▶ **The problem**:
Identify the lines that contain the string "wysokość" and report only how many there are.

▶ **Data**:
>> Start

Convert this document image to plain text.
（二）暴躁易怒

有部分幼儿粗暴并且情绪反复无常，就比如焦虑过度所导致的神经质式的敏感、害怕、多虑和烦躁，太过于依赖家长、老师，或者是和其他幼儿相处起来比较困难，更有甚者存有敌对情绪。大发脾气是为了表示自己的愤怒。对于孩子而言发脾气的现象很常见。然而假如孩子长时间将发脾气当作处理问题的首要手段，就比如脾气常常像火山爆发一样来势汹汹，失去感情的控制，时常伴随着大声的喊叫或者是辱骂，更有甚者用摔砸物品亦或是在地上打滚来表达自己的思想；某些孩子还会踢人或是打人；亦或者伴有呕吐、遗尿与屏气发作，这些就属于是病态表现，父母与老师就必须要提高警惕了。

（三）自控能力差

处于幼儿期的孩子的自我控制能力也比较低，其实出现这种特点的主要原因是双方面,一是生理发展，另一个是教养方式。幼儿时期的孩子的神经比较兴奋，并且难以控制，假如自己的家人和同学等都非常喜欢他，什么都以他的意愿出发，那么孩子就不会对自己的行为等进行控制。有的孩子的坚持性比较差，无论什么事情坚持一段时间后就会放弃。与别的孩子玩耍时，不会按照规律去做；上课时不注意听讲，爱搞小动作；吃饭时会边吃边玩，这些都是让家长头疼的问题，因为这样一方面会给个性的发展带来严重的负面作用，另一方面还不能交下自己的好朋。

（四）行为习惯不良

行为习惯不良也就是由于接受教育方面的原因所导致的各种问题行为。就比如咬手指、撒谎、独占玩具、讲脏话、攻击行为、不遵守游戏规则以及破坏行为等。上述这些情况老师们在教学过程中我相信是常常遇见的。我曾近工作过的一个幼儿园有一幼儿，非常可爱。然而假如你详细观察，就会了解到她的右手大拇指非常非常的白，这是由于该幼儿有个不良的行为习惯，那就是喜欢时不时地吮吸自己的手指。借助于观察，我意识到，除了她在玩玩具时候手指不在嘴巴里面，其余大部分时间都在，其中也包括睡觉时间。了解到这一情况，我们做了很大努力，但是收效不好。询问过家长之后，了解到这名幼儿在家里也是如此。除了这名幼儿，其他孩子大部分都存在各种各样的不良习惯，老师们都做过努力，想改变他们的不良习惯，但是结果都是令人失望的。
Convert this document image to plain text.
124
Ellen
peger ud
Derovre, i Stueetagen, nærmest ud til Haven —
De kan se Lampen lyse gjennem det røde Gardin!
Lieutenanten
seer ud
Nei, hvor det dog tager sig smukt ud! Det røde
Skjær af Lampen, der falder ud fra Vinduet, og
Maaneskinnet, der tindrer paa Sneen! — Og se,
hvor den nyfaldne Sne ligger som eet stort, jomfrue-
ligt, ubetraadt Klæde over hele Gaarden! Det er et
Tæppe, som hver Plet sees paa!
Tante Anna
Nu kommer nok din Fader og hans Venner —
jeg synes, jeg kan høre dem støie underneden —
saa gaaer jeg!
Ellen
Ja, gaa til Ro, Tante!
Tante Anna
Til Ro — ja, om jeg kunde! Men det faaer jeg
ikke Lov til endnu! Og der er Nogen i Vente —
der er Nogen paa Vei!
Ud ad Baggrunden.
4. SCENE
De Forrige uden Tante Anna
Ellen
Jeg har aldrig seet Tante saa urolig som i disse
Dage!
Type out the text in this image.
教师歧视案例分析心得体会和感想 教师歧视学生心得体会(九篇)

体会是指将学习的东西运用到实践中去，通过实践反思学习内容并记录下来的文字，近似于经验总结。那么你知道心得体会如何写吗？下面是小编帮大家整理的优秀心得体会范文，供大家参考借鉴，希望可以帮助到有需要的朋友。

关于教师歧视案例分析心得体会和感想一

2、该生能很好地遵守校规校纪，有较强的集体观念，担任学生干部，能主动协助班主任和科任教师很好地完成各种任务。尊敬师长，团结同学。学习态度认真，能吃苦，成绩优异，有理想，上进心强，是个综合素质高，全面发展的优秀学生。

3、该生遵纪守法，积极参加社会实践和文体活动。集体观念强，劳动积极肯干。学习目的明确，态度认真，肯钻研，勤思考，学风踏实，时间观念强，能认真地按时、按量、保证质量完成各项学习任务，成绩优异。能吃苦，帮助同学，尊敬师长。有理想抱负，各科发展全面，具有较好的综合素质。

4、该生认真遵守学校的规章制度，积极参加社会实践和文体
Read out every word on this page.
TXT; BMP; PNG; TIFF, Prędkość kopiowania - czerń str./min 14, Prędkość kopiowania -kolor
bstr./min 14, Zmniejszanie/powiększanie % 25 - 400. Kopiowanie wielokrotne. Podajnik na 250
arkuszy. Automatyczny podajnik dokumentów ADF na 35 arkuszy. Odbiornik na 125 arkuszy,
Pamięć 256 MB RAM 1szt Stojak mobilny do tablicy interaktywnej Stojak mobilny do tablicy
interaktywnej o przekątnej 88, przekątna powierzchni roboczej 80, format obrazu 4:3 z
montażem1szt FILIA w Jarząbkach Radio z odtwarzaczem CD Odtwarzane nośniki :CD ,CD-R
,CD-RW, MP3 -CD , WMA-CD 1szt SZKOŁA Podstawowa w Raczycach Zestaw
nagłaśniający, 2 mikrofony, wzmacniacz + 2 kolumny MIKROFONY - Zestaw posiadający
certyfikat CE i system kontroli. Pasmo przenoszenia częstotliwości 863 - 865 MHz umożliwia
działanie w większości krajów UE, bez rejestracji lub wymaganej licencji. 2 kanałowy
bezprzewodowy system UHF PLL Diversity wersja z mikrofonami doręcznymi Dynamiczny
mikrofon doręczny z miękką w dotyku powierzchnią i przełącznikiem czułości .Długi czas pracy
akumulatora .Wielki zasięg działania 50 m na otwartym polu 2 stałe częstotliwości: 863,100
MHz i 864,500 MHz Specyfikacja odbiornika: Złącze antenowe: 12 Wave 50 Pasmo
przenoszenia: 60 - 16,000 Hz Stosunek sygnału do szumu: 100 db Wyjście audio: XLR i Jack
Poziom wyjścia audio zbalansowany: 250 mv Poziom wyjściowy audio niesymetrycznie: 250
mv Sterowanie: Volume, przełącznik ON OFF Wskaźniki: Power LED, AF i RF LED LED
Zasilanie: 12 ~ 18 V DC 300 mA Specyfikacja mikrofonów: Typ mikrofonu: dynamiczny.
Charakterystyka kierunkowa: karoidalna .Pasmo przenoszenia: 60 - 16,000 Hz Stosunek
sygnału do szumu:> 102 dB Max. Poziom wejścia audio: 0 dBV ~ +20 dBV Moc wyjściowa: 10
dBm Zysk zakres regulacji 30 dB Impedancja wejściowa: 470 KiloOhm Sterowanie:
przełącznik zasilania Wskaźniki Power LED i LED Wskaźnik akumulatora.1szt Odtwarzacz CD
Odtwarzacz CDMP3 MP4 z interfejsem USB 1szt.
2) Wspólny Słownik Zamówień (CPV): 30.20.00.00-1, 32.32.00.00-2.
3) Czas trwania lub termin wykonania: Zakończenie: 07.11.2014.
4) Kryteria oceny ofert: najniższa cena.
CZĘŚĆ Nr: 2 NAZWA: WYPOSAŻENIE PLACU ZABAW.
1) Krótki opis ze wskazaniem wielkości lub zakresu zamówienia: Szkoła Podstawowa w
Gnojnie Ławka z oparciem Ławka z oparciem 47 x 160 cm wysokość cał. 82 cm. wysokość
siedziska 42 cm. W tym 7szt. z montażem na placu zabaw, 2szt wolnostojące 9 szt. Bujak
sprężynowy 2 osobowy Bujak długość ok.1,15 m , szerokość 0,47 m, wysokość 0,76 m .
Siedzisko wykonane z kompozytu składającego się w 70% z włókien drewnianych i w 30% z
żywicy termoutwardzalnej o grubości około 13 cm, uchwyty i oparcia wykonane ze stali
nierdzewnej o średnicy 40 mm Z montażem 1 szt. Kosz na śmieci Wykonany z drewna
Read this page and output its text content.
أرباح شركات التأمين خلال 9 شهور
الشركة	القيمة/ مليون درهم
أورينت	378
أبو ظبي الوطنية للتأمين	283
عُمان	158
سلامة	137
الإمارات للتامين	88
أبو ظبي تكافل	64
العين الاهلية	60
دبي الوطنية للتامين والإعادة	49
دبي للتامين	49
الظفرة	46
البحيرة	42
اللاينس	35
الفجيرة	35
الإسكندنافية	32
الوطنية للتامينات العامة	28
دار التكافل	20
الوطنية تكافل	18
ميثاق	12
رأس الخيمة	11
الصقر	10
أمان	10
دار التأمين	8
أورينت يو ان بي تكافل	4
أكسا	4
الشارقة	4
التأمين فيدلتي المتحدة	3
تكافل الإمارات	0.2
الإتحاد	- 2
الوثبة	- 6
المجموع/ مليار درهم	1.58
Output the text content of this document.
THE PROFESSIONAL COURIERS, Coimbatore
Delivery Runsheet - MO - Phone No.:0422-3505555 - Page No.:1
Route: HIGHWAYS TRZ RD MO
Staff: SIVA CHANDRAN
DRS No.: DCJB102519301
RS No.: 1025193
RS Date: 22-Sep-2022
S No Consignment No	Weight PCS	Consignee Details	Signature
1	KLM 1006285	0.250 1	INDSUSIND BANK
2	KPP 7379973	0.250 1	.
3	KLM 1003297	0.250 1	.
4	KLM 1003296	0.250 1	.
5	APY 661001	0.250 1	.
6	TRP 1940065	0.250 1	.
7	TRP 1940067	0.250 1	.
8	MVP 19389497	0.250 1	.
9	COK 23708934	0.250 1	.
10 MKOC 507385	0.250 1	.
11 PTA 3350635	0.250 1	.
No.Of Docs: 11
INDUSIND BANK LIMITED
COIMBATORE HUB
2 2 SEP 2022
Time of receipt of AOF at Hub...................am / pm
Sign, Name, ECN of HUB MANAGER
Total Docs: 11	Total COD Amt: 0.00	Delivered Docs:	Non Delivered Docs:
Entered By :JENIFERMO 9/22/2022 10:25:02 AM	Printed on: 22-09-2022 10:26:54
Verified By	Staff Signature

>> End

▶ **Solution for this exercise**:
2